GIVEN TASK 1: In the passage on deep reinforcement learning, restate the part between "3.2. Deep Reinforcement" and "Optimization (PPO) [29].", inclusive, swapping "agent" for "learner".

TEXT PASSAGE:
The decision-making process of the MDP has discreteness. In each time step, the system will select an action based on the current state. The environment will transition from the current state to the next state based on the probability of state transition and then provide feedback rewards. This process will continue until it reaches the termination state or the task is completed.

3.2. Deep Reinforcement Learning Theory

Reinforcement learning is a machine learning method that is related to deep learning, as shown in Figure 1. It learns by interacting with the environment and does not require a large amount of training data [25]. The agent decides actions based on reward signals and continuously explores and learns to maximize accumulated rewards. Deep reinforcement learning (DRL) combines the techniques of deep learning and reinforcement learning [26], using deep neural networks to represent decision strategies and training them with reinforcement learning algorithms. DRL can handle high-dimensional inputs and outputs and adapt to complex environments. Common methods include the Deep Q-Network (DQN) [27], DDPG [28], and Proximal Policy Optimization (PPO) [29].

4. Model System

Edge computing can reduce transmission delay, enhance privacy security, and reduce cloud load by sinking computing resources. However, limited by hardware resources and power consumption, edge devices make it difficult to independently complete computationally intensive tasks, and a single task offloading strategy cannot fully optimize computing efficiency, energy consumption, and resource utilization. Therefore, how to allocate computing tasks reasonably between the cloud and the edge and achieve a balance between computing efficiency, energy consumption control, and latency optimization has become a research hotspot.

DATA RECORDS:
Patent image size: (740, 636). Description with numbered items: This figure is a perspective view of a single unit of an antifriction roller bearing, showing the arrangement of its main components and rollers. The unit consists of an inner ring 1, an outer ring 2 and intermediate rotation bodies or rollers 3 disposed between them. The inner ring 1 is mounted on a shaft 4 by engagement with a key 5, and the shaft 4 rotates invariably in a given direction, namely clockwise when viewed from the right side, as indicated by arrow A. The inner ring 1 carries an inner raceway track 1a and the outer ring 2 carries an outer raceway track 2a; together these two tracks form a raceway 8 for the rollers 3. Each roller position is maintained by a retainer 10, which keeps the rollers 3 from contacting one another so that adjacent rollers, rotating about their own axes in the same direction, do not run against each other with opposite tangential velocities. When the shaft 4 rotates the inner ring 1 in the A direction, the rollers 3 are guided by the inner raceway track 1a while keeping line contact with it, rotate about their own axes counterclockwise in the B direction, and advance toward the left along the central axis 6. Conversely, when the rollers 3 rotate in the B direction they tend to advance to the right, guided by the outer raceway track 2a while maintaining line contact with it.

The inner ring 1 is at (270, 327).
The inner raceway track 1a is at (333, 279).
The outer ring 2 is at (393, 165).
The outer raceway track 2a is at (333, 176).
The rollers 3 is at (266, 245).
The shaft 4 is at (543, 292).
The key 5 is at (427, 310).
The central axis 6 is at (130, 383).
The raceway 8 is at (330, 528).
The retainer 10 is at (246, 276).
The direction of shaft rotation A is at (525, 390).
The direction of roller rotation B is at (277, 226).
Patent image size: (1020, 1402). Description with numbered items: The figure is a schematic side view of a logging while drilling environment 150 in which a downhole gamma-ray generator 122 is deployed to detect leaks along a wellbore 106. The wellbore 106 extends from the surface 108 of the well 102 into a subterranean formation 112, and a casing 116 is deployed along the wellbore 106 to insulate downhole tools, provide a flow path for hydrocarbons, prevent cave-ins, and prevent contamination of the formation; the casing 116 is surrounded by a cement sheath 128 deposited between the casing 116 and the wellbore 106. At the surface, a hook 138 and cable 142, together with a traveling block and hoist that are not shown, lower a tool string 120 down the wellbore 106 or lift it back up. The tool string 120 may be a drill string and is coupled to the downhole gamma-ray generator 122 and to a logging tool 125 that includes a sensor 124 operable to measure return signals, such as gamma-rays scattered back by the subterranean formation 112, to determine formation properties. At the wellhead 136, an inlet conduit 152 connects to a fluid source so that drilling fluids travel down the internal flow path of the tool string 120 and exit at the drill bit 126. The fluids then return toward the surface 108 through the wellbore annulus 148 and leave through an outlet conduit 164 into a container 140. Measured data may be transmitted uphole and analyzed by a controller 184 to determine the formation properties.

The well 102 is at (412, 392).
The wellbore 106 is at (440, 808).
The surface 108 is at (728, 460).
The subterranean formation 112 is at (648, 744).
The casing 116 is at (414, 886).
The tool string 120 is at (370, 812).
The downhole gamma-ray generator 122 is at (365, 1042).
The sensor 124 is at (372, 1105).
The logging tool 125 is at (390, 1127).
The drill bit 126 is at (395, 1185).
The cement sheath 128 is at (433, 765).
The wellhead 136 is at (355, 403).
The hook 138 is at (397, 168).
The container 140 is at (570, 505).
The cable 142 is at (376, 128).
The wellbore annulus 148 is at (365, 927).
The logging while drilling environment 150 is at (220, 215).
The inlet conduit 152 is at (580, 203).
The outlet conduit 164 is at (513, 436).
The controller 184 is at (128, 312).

GIVEN TASK 2: Give the listing as a JSON list of strings, one string per line, leaving out blank lines. Include only the lines from the first line of the listing through the line that contains "The retainer 10 is at (246, 276).", inclusive.

FULL OUTPUT 1:
3.2. Deep Reinforcement Learning Theory

Reinforcement learning is a machine learning method that is related to deep learning, as shown in Figure 1. It learns by interacting with the environment and does not require a large amount of training data [25]. The learner decides actions based on reward signals and continuously explores and learns to maximize accumulated rewards. Deep reinforcement learning (DRL) combines the techniques of deep learning and reinforcement learning [26], using deep neural networks to represent decision strategies and training them with reinforcement learning algorithms. DRL can handle high-dimensional inputs and outputs and adapt to complex environments. Common methods include the Deep Q-Network (DQN) [27], DDPG [28], and Proximal Policy Optimization (PPO) [29].

FULL OUTPUT 2:
[
  "Patent image size: (740, 636). Description with numbered items: This figure is a perspective view of a single unit of an antifriction roller bearing, showing the arrangement of its main components and rollers. The unit consists of an inner ring 1, an outer ring 2 and intermediate rotation bodies or rollers 3 disposed between them. The inner ring 1 is mounted on a shaft 4 by engagement with a key 5, and the shaft 4 rotates invariably in a given direction, namely clockwise when viewed from the right side, as indicated by arrow A. The inner ring 1 carries an inner raceway track 1a and the outer ring 2 carries an outer raceway track 2a; together these two tracks form a raceway 8 for the rollers 3. Each roller position is maintained by a retainer 10, which keeps the rollers 3 from contacting one another so that adjacent rollers, rotating about their own axes in the same direction, do not run against each other with opposite tangential velocities. When the shaft 4 rotates the inner ring 1 in the A direction, the rollers 3 are guided by the inner raceway track 1a while keeping line contact with it, rotate about their own axes counterclockwise in the B direction, and advance toward the left along the central axis 6. Conversely, when the rollers 3 rotate in the B direction they tend to advance to the right, guided by the outer raceway track 2a while maintaining line contact with it.",
  "The inner ring 1 is at (270, 327).",
  "The inner raceway track 1a is at (333, 279).",
  "The outer ring 2 is at (393, 165).",
  "The outer raceway track 2a is at (333, 176).",
  "The rollers 3 is at (266, 245).",
  "The shaft 4 is at (543, 292).",
  "The key 5 is at (427, 310).",
  "The central axis 6 is at (130, 383).",
  "The raceway 8 is at (330, 528).",
  "The retainer 10 is at (246, 276)."
]